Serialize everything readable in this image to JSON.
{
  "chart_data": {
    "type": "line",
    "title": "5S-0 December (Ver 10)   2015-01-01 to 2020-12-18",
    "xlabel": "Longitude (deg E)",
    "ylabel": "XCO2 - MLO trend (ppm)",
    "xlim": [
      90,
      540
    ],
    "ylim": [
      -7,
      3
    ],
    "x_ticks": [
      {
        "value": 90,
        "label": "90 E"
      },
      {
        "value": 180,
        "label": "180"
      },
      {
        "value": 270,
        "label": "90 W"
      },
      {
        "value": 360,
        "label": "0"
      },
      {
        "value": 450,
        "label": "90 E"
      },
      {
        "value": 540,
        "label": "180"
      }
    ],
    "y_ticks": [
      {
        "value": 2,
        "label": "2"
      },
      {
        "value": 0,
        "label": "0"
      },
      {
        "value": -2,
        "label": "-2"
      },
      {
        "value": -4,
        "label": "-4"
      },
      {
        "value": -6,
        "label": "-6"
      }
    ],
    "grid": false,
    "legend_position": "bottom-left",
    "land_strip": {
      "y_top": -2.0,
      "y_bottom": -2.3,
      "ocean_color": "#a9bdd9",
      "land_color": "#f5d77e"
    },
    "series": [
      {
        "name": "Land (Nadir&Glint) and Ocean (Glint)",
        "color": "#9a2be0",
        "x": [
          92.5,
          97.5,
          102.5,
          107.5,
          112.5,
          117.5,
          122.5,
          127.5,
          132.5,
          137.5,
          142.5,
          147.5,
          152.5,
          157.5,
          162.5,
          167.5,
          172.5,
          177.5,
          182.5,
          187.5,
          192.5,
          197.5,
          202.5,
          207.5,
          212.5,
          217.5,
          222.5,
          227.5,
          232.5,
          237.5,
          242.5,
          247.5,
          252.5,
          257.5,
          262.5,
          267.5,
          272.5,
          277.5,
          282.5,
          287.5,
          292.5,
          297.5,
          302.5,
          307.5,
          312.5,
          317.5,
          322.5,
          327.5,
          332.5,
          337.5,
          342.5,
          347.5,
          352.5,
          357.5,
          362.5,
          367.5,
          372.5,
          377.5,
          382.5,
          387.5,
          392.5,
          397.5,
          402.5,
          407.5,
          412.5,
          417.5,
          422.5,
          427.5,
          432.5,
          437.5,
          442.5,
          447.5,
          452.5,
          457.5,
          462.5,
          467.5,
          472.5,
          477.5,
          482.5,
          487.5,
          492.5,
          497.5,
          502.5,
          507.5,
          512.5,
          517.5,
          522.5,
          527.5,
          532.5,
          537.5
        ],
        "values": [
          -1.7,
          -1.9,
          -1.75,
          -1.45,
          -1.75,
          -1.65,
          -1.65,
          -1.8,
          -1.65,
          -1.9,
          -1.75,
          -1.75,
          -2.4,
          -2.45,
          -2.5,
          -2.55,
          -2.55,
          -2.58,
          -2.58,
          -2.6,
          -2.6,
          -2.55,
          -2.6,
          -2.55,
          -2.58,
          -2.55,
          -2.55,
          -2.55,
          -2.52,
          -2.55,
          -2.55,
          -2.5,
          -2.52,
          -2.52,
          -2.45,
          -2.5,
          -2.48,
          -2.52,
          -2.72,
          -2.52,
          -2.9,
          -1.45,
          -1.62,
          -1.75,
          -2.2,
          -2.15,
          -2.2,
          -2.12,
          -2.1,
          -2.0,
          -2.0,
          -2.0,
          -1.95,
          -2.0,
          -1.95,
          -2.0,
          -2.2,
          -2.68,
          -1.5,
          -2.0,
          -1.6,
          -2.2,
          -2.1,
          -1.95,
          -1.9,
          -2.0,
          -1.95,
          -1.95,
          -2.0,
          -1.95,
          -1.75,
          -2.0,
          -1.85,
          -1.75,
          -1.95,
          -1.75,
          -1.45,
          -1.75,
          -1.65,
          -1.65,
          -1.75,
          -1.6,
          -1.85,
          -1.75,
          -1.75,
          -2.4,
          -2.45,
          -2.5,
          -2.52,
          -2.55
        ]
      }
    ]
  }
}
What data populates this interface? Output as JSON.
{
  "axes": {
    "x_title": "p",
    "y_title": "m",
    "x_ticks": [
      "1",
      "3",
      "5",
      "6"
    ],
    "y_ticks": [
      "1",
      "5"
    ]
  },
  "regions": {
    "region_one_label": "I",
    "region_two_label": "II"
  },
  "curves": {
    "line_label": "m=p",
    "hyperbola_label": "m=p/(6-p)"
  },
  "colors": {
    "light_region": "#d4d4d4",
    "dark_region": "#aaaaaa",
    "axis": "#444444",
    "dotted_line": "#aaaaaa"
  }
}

┄┄┄┄┄┄┄┄┄┄┄┄┄┄┄┄┄┄┄┄

→ **WHAT IS NEEDED**
Wherever a line in the data above holds "JSON", copy that line.

→ **RESPONSE**
Serialize everything readable in this image to JSON.
What data populates this interface? Output as JSON.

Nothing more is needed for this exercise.